Dataset excerpt:

+---+

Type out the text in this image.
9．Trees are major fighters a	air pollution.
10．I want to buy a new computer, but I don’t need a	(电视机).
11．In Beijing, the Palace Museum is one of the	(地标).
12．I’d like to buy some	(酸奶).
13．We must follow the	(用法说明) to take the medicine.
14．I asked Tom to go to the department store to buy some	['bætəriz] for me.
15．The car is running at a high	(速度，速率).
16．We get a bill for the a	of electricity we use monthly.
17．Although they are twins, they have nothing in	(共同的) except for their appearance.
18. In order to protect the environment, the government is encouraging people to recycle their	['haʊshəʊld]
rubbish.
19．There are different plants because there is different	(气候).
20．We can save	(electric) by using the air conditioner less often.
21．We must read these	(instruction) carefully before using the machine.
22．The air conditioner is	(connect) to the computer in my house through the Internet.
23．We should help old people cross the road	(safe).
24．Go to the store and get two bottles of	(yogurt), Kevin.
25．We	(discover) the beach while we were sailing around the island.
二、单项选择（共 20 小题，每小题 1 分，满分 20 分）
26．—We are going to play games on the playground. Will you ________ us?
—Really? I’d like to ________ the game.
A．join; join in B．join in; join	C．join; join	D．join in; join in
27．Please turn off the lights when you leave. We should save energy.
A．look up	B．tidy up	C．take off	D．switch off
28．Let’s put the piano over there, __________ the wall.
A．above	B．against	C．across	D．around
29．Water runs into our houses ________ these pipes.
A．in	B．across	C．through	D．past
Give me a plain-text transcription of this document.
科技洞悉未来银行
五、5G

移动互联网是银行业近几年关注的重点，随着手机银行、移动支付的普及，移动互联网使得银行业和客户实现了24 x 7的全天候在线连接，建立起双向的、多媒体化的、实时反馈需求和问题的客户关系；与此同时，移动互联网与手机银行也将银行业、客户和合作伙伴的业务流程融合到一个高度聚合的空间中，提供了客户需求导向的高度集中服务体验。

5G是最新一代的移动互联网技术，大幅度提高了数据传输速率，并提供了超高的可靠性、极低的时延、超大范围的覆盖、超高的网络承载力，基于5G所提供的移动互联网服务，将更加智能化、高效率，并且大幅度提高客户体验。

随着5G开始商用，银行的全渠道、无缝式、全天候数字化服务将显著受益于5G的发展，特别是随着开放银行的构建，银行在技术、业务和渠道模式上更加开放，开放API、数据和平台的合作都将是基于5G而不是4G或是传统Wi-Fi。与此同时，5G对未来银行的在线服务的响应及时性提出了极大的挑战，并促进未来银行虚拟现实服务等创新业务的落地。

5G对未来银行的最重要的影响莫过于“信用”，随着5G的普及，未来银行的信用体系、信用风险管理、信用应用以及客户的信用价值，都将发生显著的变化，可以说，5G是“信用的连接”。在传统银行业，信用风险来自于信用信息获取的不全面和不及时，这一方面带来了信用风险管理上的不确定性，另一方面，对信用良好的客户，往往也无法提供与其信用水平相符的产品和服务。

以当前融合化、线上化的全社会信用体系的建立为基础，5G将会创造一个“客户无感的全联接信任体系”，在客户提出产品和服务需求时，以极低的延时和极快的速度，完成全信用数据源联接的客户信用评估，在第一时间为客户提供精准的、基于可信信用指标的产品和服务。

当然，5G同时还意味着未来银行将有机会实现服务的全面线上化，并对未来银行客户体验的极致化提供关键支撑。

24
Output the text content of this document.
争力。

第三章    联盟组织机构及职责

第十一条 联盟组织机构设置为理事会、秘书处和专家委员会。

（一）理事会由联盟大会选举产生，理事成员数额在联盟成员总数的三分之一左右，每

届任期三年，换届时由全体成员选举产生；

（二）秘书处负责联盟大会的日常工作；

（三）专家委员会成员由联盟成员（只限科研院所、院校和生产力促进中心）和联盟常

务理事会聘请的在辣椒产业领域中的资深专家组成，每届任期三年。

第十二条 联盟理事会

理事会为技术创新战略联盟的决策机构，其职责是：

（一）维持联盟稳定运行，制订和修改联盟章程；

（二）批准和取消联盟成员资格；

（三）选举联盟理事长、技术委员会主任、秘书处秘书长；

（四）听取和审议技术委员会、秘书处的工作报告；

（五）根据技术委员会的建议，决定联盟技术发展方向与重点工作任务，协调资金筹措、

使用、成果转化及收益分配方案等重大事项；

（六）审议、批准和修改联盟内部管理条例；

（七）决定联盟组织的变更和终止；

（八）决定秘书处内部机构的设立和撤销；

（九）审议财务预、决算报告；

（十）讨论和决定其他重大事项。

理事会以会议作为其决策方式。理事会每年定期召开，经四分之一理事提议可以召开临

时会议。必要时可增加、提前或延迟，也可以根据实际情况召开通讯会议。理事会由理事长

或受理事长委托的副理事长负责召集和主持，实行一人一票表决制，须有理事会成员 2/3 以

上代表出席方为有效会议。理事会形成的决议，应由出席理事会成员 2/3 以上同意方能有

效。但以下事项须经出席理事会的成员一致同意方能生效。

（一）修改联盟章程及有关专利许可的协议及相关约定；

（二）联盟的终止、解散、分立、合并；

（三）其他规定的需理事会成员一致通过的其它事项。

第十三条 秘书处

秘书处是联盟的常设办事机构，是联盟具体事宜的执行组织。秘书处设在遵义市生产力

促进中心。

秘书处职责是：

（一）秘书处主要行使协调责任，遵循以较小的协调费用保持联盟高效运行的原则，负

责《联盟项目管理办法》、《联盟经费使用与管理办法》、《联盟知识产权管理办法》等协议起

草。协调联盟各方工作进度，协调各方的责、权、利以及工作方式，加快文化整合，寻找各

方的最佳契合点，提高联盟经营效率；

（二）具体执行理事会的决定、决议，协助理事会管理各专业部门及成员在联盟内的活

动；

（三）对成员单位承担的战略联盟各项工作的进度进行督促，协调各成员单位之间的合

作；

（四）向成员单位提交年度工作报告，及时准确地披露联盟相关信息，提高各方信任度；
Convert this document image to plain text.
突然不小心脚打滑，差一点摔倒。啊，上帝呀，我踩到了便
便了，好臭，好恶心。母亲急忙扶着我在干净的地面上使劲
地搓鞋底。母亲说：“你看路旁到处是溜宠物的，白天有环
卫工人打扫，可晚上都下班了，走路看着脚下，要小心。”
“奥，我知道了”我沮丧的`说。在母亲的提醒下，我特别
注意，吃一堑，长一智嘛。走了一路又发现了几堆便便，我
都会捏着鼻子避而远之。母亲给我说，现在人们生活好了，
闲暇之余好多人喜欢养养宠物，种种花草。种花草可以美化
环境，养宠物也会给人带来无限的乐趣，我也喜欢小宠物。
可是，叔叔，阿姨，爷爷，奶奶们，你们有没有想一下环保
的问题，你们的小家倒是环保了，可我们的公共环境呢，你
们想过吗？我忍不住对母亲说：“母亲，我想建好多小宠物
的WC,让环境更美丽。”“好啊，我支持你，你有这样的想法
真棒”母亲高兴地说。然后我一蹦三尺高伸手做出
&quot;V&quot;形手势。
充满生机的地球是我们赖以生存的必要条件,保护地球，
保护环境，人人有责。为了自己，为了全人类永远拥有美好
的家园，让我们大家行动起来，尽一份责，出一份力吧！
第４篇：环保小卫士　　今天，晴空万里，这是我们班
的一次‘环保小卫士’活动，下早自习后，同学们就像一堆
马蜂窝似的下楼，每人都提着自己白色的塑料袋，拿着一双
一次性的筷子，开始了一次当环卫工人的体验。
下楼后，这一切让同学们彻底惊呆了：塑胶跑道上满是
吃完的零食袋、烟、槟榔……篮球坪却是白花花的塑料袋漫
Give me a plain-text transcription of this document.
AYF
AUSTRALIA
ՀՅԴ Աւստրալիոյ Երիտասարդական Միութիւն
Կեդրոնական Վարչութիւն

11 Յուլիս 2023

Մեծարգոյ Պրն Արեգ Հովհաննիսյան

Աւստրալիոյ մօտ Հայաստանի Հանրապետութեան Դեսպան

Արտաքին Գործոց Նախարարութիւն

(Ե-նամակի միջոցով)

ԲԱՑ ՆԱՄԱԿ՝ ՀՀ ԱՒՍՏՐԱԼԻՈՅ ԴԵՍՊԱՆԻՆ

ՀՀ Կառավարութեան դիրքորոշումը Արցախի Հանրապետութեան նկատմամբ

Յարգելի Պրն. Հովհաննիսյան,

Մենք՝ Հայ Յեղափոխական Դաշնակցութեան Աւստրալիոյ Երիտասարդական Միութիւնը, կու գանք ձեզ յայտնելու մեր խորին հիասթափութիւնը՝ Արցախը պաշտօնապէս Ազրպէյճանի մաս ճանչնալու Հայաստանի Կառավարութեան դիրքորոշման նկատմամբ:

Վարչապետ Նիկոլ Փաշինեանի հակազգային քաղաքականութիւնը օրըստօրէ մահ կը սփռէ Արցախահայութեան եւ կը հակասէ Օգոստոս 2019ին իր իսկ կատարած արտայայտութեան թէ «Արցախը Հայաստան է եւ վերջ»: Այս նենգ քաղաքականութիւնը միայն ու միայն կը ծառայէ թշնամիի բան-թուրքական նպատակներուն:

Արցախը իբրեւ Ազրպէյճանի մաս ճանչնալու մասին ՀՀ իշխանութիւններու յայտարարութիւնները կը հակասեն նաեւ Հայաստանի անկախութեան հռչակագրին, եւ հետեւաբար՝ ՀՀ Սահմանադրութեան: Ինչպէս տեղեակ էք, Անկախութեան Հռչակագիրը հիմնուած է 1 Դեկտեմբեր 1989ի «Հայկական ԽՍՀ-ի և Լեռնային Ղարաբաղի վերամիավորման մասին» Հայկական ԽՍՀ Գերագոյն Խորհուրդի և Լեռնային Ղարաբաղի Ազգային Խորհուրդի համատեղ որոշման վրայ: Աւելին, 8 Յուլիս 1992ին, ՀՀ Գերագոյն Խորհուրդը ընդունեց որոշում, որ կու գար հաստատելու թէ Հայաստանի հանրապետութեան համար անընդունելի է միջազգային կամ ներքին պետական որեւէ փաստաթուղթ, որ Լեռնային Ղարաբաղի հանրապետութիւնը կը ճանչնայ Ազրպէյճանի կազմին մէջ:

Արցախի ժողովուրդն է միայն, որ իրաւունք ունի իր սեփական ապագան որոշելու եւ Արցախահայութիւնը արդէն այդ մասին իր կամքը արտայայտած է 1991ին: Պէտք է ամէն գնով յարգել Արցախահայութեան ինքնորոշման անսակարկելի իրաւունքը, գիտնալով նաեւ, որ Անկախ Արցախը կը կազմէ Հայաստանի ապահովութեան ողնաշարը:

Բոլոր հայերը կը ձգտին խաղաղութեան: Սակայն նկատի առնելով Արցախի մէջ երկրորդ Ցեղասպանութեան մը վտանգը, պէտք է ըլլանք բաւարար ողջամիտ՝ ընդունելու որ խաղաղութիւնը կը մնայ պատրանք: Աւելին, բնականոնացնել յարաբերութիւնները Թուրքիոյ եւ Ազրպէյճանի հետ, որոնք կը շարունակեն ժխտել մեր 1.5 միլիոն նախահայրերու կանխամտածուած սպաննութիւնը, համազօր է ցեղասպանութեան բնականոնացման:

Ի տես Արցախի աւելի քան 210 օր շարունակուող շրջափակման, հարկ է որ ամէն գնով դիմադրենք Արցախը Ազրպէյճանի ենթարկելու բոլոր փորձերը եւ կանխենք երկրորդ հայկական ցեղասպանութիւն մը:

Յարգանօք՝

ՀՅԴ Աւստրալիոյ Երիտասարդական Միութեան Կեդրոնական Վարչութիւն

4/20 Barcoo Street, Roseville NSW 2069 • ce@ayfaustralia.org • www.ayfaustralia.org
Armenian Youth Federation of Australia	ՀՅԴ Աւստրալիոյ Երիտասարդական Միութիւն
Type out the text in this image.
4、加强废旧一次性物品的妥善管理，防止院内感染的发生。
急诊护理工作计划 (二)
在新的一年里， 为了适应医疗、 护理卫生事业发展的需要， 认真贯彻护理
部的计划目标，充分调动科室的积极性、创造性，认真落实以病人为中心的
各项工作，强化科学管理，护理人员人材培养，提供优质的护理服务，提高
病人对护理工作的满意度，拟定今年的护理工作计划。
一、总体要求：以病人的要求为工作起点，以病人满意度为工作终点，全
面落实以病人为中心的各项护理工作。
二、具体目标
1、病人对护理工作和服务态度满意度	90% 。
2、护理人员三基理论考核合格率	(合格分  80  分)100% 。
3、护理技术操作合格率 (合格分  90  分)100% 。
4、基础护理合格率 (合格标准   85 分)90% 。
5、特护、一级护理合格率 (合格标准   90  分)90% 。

+---+

Give the count of lines holding the word "Հայաստանի" and nothing more.

4